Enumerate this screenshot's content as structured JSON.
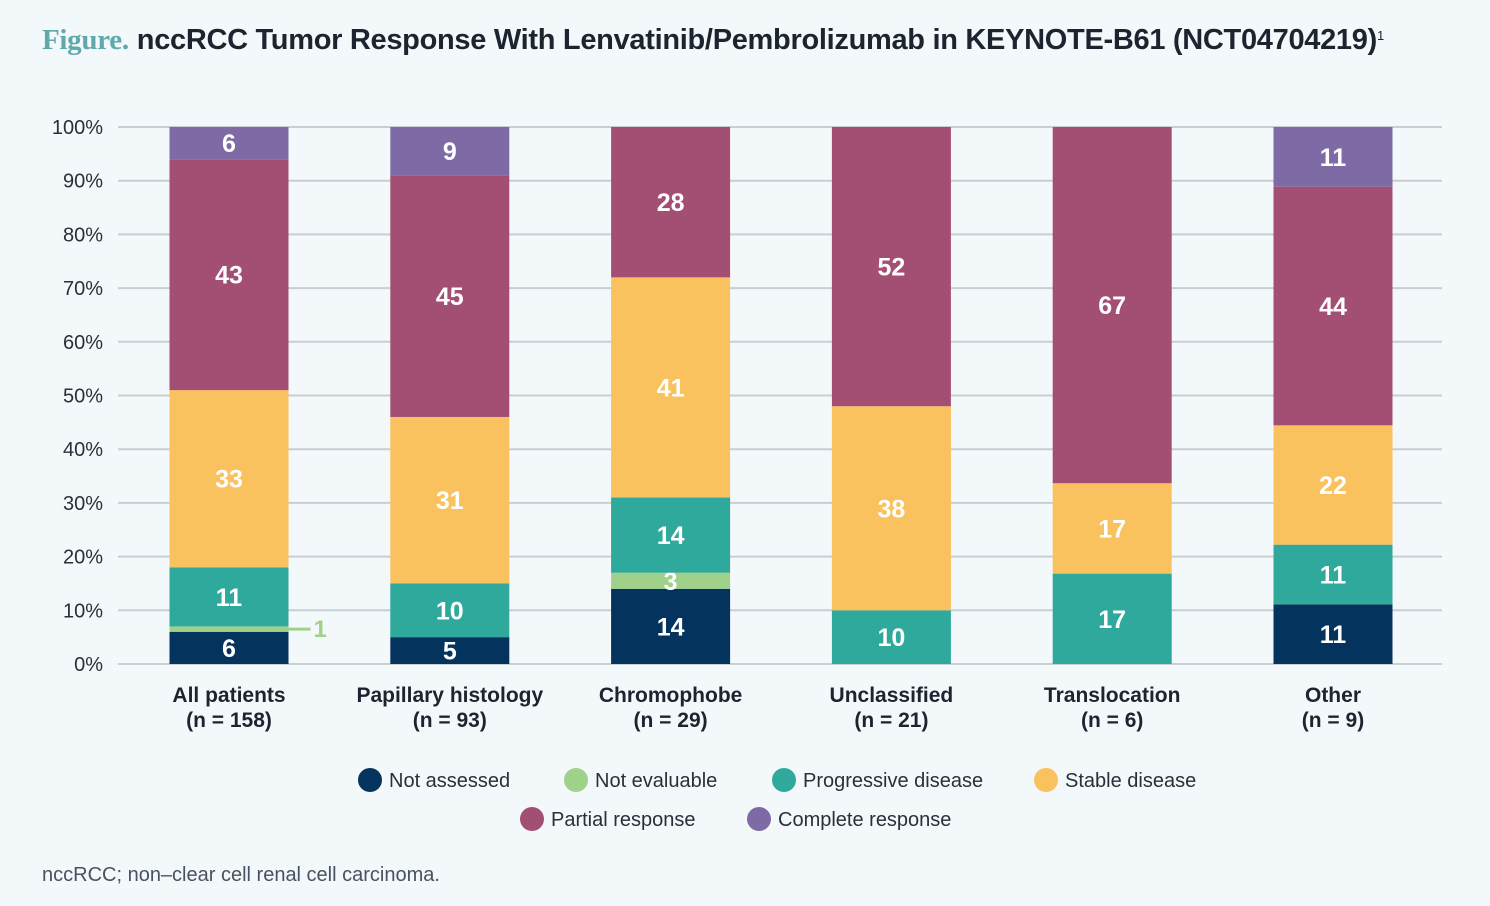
{
  "title": {
    "prefix": "Figure.",
    "text": "nccRCC Tumor Response With Lenvatinib/Pembrolizumab in KEYNOTE-B61 (NCT04704219)",
    "superscript": "1"
  },
  "footnote": "nccRCC; non–clear cell renal cell carcinoma.",
  "chart_data": {
    "type": "bar",
    "stacked": true,
    "ylim": [
      0,
      100
    ],
    "yticks": [
      "0%",
      "10%",
      "20%",
      "30%",
      "40%",
      "50%",
      "60%",
      "70%",
      "80%",
      "90%",
      "100%"
    ],
    "grid": true,
    "legend_position": "bottom",
    "categories": [
      [
        "All patients",
        "(n = 158)"
      ],
      [
        "Papillary histology",
        "(n = 93)"
      ],
      [
        "Chromophobe",
        "(n = 29)"
      ],
      [
        "Unclassified",
        "(n = 21)"
      ],
      [
        "Translocation",
        "(n = 6)"
      ],
      [
        "Other",
        "(n = 9)"
      ]
    ],
    "series": [
      {
        "name": "Not assessed",
        "color": "#04335e",
        "values": [
          6,
          5,
          14,
          0,
          0,
          11
        ]
      },
      {
        "name": "Not evaluable",
        "color": "#9fd18a",
        "values": [
          1,
          0,
          3,
          0,
          0,
          0
        ]
      },
      {
        "name": "Progressive disease",
        "color": "#2ea99b",
        "values": [
          11,
          10,
          14,
          10,
          17,
          11
        ]
      },
      {
        "name": "Stable disease",
        "color": "#f9c25f",
        "values": [
          33,
          31,
          41,
          38,
          17,
          22
        ]
      },
      {
        "name": "Partial response",
        "color": "#a34f74",
        "values": [
          43,
          45,
          28,
          52,
          67,
          44
        ]
      },
      {
        "name": "Complete response",
        "color": "#7e6ba6",
        "values": [
          6,
          9,
          0,
          0,
          0,
          11
        ]
      }
    ]
  }
}
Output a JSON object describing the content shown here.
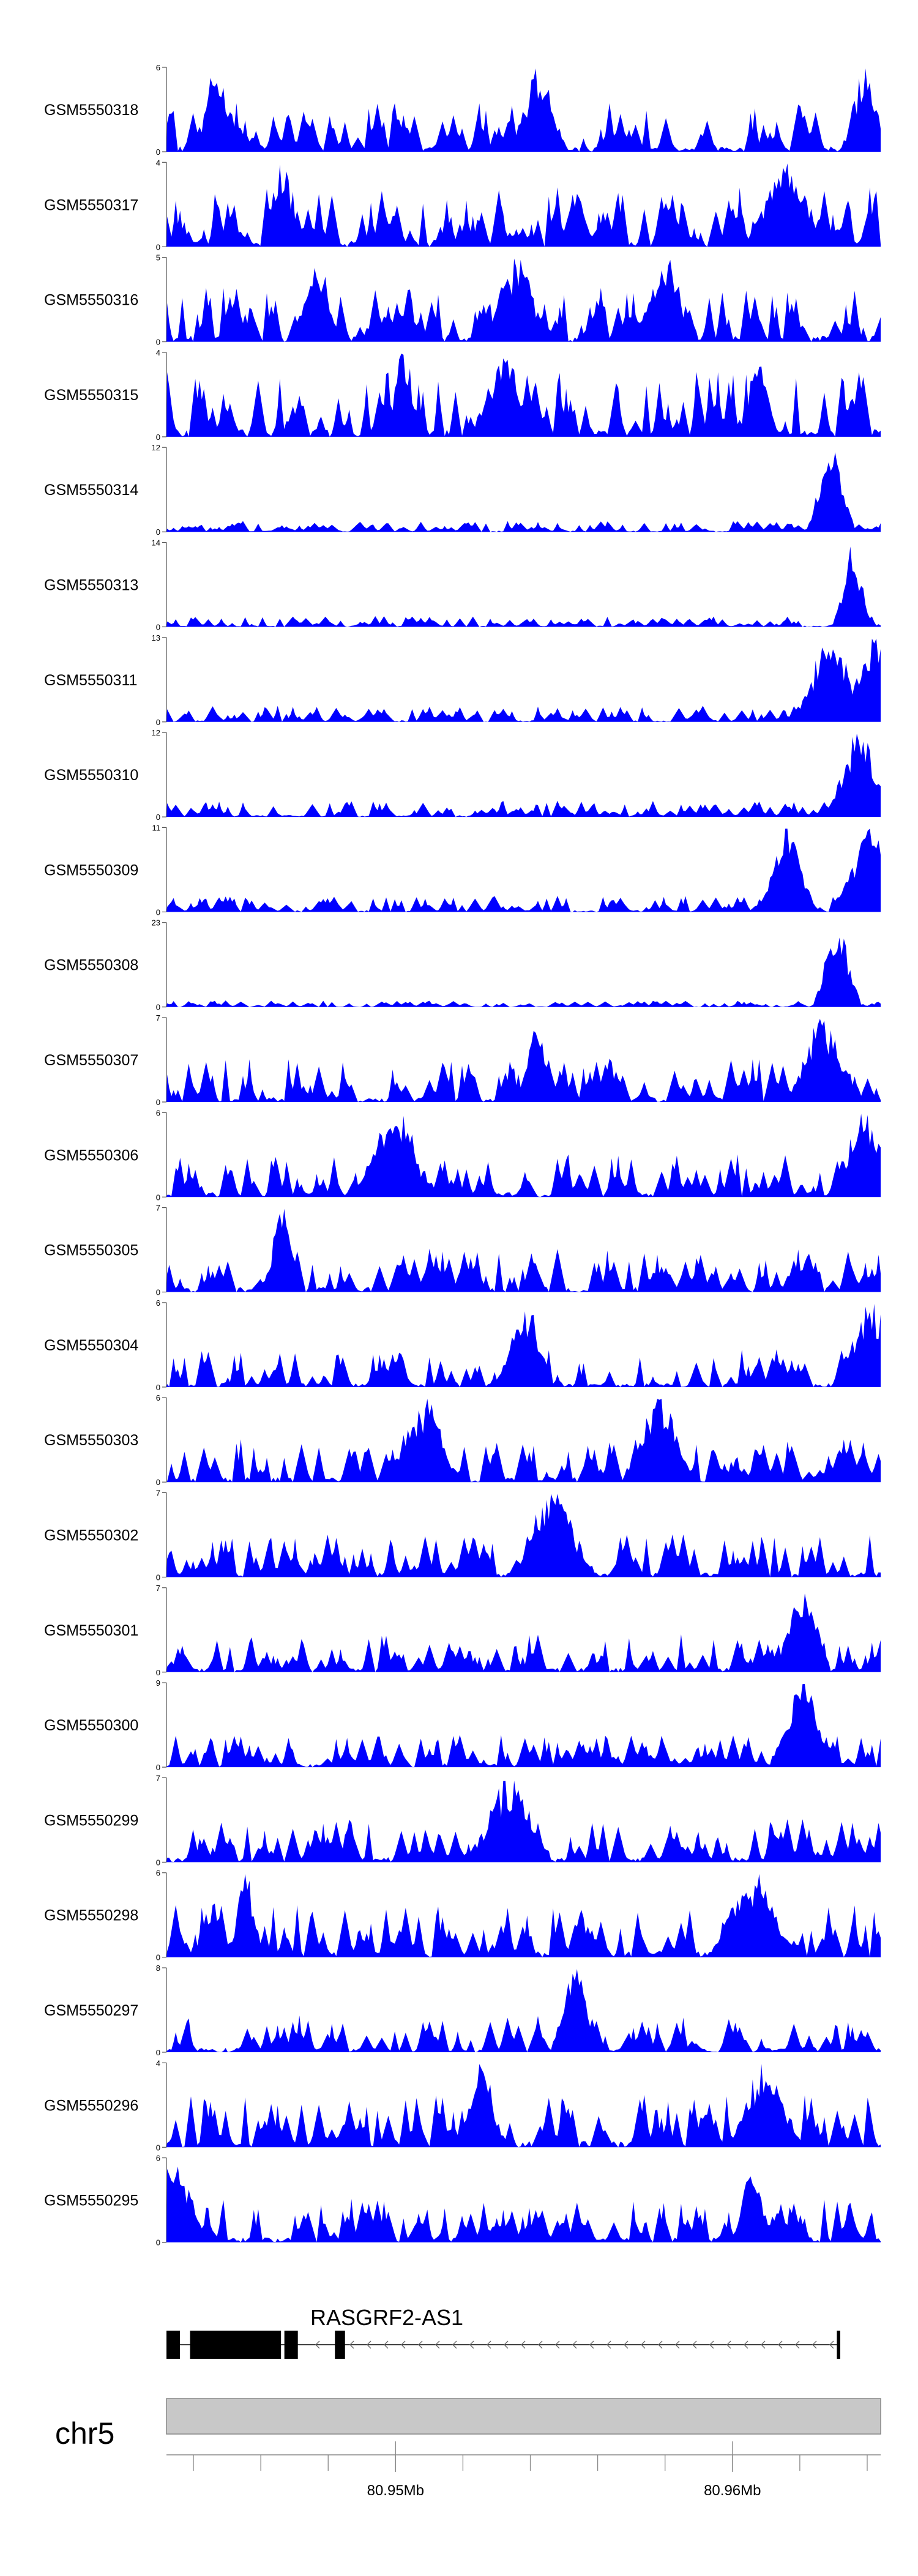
{
  "chart_data": {
    "type": "area",
    "fill_color": "#0000ff",
    "samples": [
      {
        "name": "GSM5550318",
        "ymax": "6",
        "ymin": "0",
        "peak_locus": [
          0.07,
          0.52,
          0.98
        ],
        "level": 0.45,
        "seed": 11
      },
      {
        "name": "GSM5550317",
        "ymax": "4",
        "ymin": "0",
        "peak_locus": [
          0.16,
          0.87
        ],
        "level": 0.55,
        "seed": 23
      },
      {
        "name": "GSM5550316",
        "ymax": "5",
        "ymin": "0",
        "peak_locus": [
          0.21,
          0.49,
          0.7
        ],
        "level": 0.5,
        "seed": 37
      },
      {
        "name": "GSM5550315",
        "ymax": "4",
        "ymin": "0",
        "peak_locus": [
          0.33,
          0.47,
          0.83
        ],
        "level": 0.6,
        "seed": 41
      },
      {
        "name": "GSM5550314",
        "ymax": "12",
        "ymin": "0",
        "peak_locus": [
          0.93
        ],
        "level": 0.1,
        "seed": 53
      },
      {
        "name": "GSM5550313",
        "ymax": "14",
        "ymin": "0",
        "peak_locus": [
          0.96
        ],
        "level": 0.1,
        "seed": 67
      },
      {
        "name": "GSM5550311",
        "ymax": "13",
        "ymin": "0",
        "peak_locus": [
          0.93,
          0.99
        ],
        "level": 0.15,
        "seed": 71
      },
      {
        "name": "GSM5550310",
        "ymax": "12",
        "ymin": "0",
        "peak_locus": [
          0.97
        ],
        "level": 0.15,
        "seed": 83
      },
      {
        "name": "GSM5550309",
        "ymax": "11",
        "ymin": "0",
        "peak_locus": [
          0.87,
          0.99
        ],
        "level": 0.15,
        "seed": 97
      },
      {
        "name": "GSM5550308",
        "ymax": "23",
        "ymin": "0",
        "peak_locus": [
          0.94
        ],
        "level": 0.06,
        "seed": 101
      },
      {
        "name": "GSM5550307",
        "ymax": "7",
        "ymin": "0",
        "peak_locus": [
          0.52,
          0.92
        ],
        "level": 0.4,
        "seed": 113
      },
      {
        "name": "GSM5550306",
        "ymax": "6",
        "ymin": "0",
        "peak_locus": [
          0.32,
          0.98
        ],
        "level": 0.4,
        "seed": 127
      },
      {
        "name": "GSM5550305",
        "ymax": "7",
        "ymin": "0",
        "peak_locus": [
          0.16
        ],
        "level": 0.4,
        "seed": 131
      },
      {
        "name": "GSM5550304",
        "ymax": "6",
        "ymin": "0",
        "peak_locus": [
          0.5,
          0.99
        ],
        "level": 0.35,
        "seed": 149
      },
      {
        "name": "GSM5550303",
        "ymax": "6",
        "ymin": "0",
        "peak_locus": [
          0.36,
          0.69
        ],
        "level": 0.4,
        "seed": 151
      },
      {
        "name": "GSM5550302",
        "ymax": "7",
        "ymin": "0",
        "peak_locus": [
          0.54
        ],
        "level": 0.4,
        "seed": 163
      },
      {
        "name": "GSM5550301",
        "ymax": "7",
        "ymin": "0",
        "peak_locus": [
          0.89
        ],
        "level": 0.35,
        "seed": 173
      },
      {
        "name": "GSM5550300",
        "ymax": "9",
        "ymin": "0",
        "peak_locus": [
          0.89
        ],
        "level": 0.3,
        "seed": 181
      },
      {
        "name": "GSM5550299",
        "ymax": "7",
        "ymin": "0",
        "peak_locus": [
          0.48
        ],
        "level": 0.4,
        "seed": 191
      },
      {
        "name": "GSM5550298",
        "ymax": "6",
        "ymin": "0",
        "peak_locus": [
          0.11,
          0.82
        ],
        "level": 0.5,
        "seed": 199
      },
      {
        "name": "GSM5550297",
        "ymax": "8",
        "ymin": "0",
        "peak_locus": [
          0.57
        ],
        "level": 0.35,
        "seed": 211
      },
      {
        "name": "GSM5550296",
        "ymax": "4",
        "ymin": "0",
        "peak_locus": [
          0.44,
          0.84
        ],
        "level": 0.5,
        "seed": 223
      },
      {
        "name": "GSM5550295",
        "ymax": "6",
        "ymin": "0",
        "peak_locus": [
          0.01,
          0.82
        ],
        "level": 0.4,
        "seed": 227
      }
    ],
    "gene": {
      "name": "RASGRF2-AS1",
      "strand": "-",
      "start_mb": 80.9432,
      "end_mb": 80.9632,
      "exons_mb": [
        [
          80.9432,
          80.9436
        ],
        [
          80.9439,
          80.9466
        ],
        [
          80.9467,
          80.9471
        ],
        [
          80.9482,
          80.9485
        ],
        [
          80.9631,
          80.9632
        ]
      ]
    },
    "genome_axis": {
      "chromosome": "chr5",
      "range_mb": [
        80.9432,
        80.9644
      ],
      "tick_labels": [
        {
          "value": 80.95,
          "label": "80.95Mb"
        },
        {
          "value": 80.96,
          "label": "80.96Mb"
        }
      ],
      "minor_step_mb": 0.002
    }
  }
}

···

### [WORK ITEM]
Output the lines above in full and exactly as given, omitting any pictures.

### [RESPONSE BOX]
Enumerate this screenshot's content as structured JSON.
{
  "title": {
    "prefix": "Figure.",
    "text": "nccRCC Tumor Response With Lenvatinib/Pembrolizumab in KEYNOTE-B61 (NCT04704219)",
    "superscript": "1"
  },
  "footnote": "nccRCC; non–clear cell renal cell carcinoma.",
  "chart_data": {
    "type": "bar",
    "stacked": true,
    "ylim": [
      0,
      100
    ],
    "yticks": [
      "0%",
      "10%",
      "20%",
      "30%",
      "40%",
      "50%",
      "60%",
      "70%",
      "80%",
      "90%",
      "100%"
    ],
    "grid": true,
    "legend_position": "bottom",
    "categories": [
      [
        "All patients",
        "(n = 158)"
      ],
      [
        "Papillary histology",
        "(n = 93)"
      ],
      [
        "Chromophobe",
        "(n = 29)"
      ],
      [
        "Unclassified",
        "(n = 21)"
      ],
      [
        "Translocation",
        "(n = 6)"
      ],
      [
        "Other",
        "(n = 9)"
      ]
    ],
    "series": [
      {
        "name": "Not assessed",
        "color": "#04335e",
        "values": [
          6,
          5,
          14,
          0,
          0,
          11
        ]
      },
      {
        "name": "Not evaluable",
        "color": "#9fd18a",
        "values": [
          1,
          0,
          3,
          0,
          0,
          0
        ]
      },
      {
        "name": "Progressive disease",
        "color": "#2ea99b",
        "values": [
          11,
          10,
          14,
          10,
          17,
          11
        ]
      },
      {
        "name": "Stable disease",
        "color": "#f9c25f",
        "values": [
          33,
          31,
          41,
          38,
          17,
          22
        ]
      },
      {
        "name": "Partial response",
        "color": "#a34f74",
        "values": [
          43,
          45,
          28,
          52,
          67,
          44
        ]
      },
      {
        "name": "Complete response",
        "color": "#7e6ba6",
        "values": [
          6,
          9,
          0,
          0,
          0,
          11
        ]
      }
    ]
  }
}
Output a JSON object describing the content shown here.
{
  "chart_data": {
    "type": "area",
    "fill_color": "#0000ff",
    "samples": [
      {
        "name": "GSM5550318",
        "ymax": "6",
        "ymin": "0",
        "peak_locus": [
          0.07,
          0.52,
          0.98
        ],
        "level": 0.45,
        "seed": 11
      },
      {
        "name": "GSM5550317",
        "ymax": "4",
        "ymin": "0",
        "peak_locus": [
          0.16,
          0.87
        ],
        "level": 0.55,
        "seed": 23
      },
      {
        "name": "GSM5550316",
        "ymax": "5",
        "ymin": "0",
        "peak_locus": [
          0.21,
          0.49,
          0.7
        ],
        "level": 0.5,
        "seed": 37
      },
      {
        "name": "GSM5550315",
        "ymax": "4",
        "ymin": "0",
        "peak_locus": [
          0.33,
          0.47,
          0.83
        ],
        "level": 0.6,
        "seed": 41
      },
      {
        "name": "GSM5550314",
        "ymax": "12",
        "ymin": "0",
        "peak_locus": [
          0.93
        ],
        "level": 0.1,
        "seed": 53
      },
      {
        "name": "GSM5550313",
        "ymax": "14",
        "ymin": "0",
        "peak_locus": [
          0.96
        ],
        "level": 0.1,
        "seed": 67
      },
      {
        "name": "GSM5550311",
        "ymax": "13",
        "ymin": "0",
        "peak_locus": [
          0.93,
          0.99
        ],
        "level": 0.15,
        "seed": 71
      },
      {
        "name": "GSM5550310",
        "ymax": "12",
        "ymin": "0",
        "peak_locus": [
          0.97
        ],
        "level": 0.15,
        "seed": 83
      },
      {
        "name": "GSM5550309",
        "ymax": "11",
        "ymin": "0",
        "peak_locus": [
          0.87,
          0.99
        ],
        "level": 0.15,
        "seed": 97
      },
      {
        "name": "GSM5550308",
        "ymax": "23",
        "ymin": "0",
        "peak_locus": [
          0.94
        ],
        "level": 0.06,
        "seed": 101
      },
      {
        "name": "GSM5550307",
        "ymax": "7",
        "ymin": "0",
        "peak_locus": [
          0.52,
          0.92
        ],
        "level": 0.4,
        "seed": 113
      },
      {
        "name": "GSM5550306",
        "ymax": "6",
        "ymin": "0",
        "peak_locus": [
          0.32,
          0.98
        ],
        "level": 0.4,
        "seed": 127
      },
      {
        "name": "GSM5550305",
        "ymax": "7",
        "ymin": "0",
        "peak_locus": [
          0.16
        ],
        "level": 0.4,
        "seed": 131
      },
      {
        "name": "GSM5550304",
        "ymax": "6",
        "ymin": "0",
        "peak_locus": [
          0.5,
          0.99
        ],
        "level": 0.35,
        "seed": 149
      },
      {
        "name": "GSM5550303",
        "ymax": "6",
        "ymin": "0",
        "peak_locus": [
          0.36,
          0.69
        ],
        "level": 0.4,
        "seed": 151
      },
      {
        "name": "GSM5550302",
        "ymax": "7",
        "ymin": "0",
        "peak_locus": [
          0.54
        ],
        "level": 0.4,
        "seed": 163
      },
      {
        "name": "GSM5550301",
        "ymax": "7",
        "ymin": "0",
        "peak_locus": [
          0.89
        ],
        "level": 0.35,
        "seed": 173
      },
      {
        "name": "GSM5550300",
        "ymax": "9",
        "ymin": "0",
        "peak_locus": [
          0.89
        ],
        "level": 0.3,
        "seed": 181
      },
      {
        "name": "GSM5550299",
        "ymax": "7",
        "ymin": "0",
        "peak_locus": [
          0.48
        ],
        "level": 0.4,
        "seed": 191
      },
      {
        "name": "GSM5550298",
        "ymax": "6",
        "ymin": "0",
        "peak_locus": [
          0.11,
          0.82
        ],
        "level": 0.5,
        "seed": 199
      },
      {
        "name": "GSM5550297",
        "ymax": "8",
        "ymin": "0",
        "peak_locus": [
          0.57
        ],
        "level": 0.35,
        "seed": 211
      },
      {
        "name": "GSM5550296",
        "ymax": "4",
        "ymin": "0",
        "peak_locus": [
          0.44,
          0.84
        ],
        "level": 0.5,
        "seed": 223
      },
      {
        "name": "GSM5550295",
        "ymax": "6",
        "ymin": "0",
        "peak_locus": [
          0.01,
          0.82
        ],
        "level": 0.4,
        "seed": 227
      }
    ],
    "gene": {
      "name": "RASGRF2-AS1",
      "strand": "-",
      "start_mb": 80.9432,
      "end_mb": 80.9632,
      "exons_mb": [
        [
          80.9432,
          80.9436
        ],
        [
          80.9439,
          80.9466
        ],
        [
          80.9467,
          80.9471
        ],
        [
          80.9482,
          80.9485
        ],
        [
          80.9631,
          80.9632
        ]
      ]
    },
    "genome_axis": {
      "chromosome": "chr5",
      "range_mb": [
        80.9432,
        80.9644
      ],
      "tick_labels": [
        {
          "value": 80.95,
          "label": "80.95Mb"
        },
        {
          "value": 80.96,
          "label": "80.96Mb"
        }
      ],
      "minor_step_mb": 0.002
    }
  }
}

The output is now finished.